■ **SET PROBLEM**
Copy all the entries below exactly, but not the pictures.

■ **ENTRIES SUPPLIED**
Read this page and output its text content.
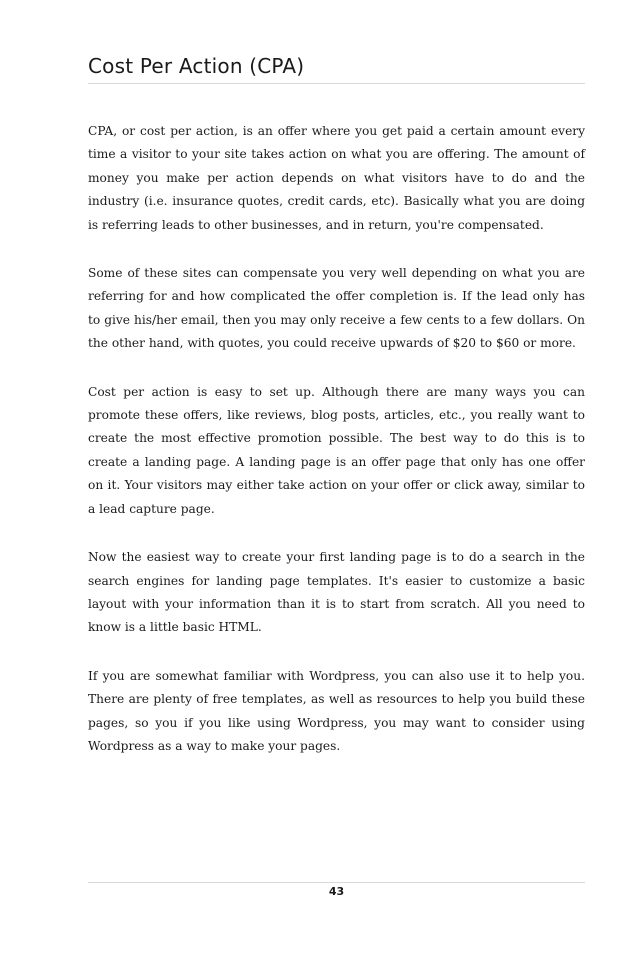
Cost Per Action (CPA)

CPA, or cost per action, is an offer where you get paid a certain amount every time a visitor to your site takes action on what you are offering. The amount of money you make per action depends on what visitors have to do and the industry (i.e. insurance quotes, credit cards, etc). Basically what you are doing is referring leads to other businesses, and in return, you're compensated.

Some of these sites can compensate you very well depending on what you are referring for and how complicated the offer completion is. If the lead only has to give his/her email, then you may only receive a few cents to a few dollars. On the other hand, with quotes, you could receive upwards of $20 to $60 or more.

Cost per action is easy to set up. Although there are many ways you can promote these offers, like reviews, blog posts, articles, etc., you really want to create the most effective promotion possible. The best way to do this is to create a landing page. A landing page is an offer page that only has one offer on it. Your visitors may either take action on your offer or click away, similar to a lead capture page.

Now the easiest way to create your first landing page is to do a search in the search engines for landing page templates. It's easier to customize a basic layout with your information than it is to start from scratch. All you need to know is a little basic HTML.

If you are somewhat familiar with Wordpress, you can also use it to help you. There are plenty of free templates, as well as resources to help you build these pages, so you if you like using Wordpress, you may want to consider using Wordpress as a way to make your pages.

43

■ **SOLUTION FOR THIS PROBLEM**
Read this page and output its text content.
Cost Per Action (CPA)

CPA, or cost per action, is an offer where you get paid a certain amount every time a visitor to your site takes action on what you are offering. The amount of money you make per action depends on what visitors have to do and the industry (i.e. insurance quotes, credit cards, etc). Basically what you are doing is referring leads to other businesses, and in return, you're compensated.

Some of these sites can compensate you very well depending on what you are referring for and how complicated the offer completion is. If the lead only has to give his/her email, then you may only receive a few cents to a few dollars. On the other hand, with quotes, you could receive upwards of $20 to $60 or more.

Cost per action is easy to set up. Although there are many ways you can promote these offers, like reviews, blog posts, articles, etc., you really want to create the most effective promotion possible. The best way to do this is to create a landing page. A landing page is an offer page that only has one offer on it. Your visitors may either take action on your offer or click away, similar to a lead capture page.

Now the easiest way to create your first landing page is to do a search in the search engines for landing page templates. It's easier to customize a basic layout with your information than it is to start from scratch. All you need to know is a little basic HTML.

If you are somewhat familiar with Wordpress, you can also use it to help you. There are plenty of free templates, as well as resources to help you build these pages, so you if you like using Wordpress, you may want to consider using Wordpress as a way to make your pages.

43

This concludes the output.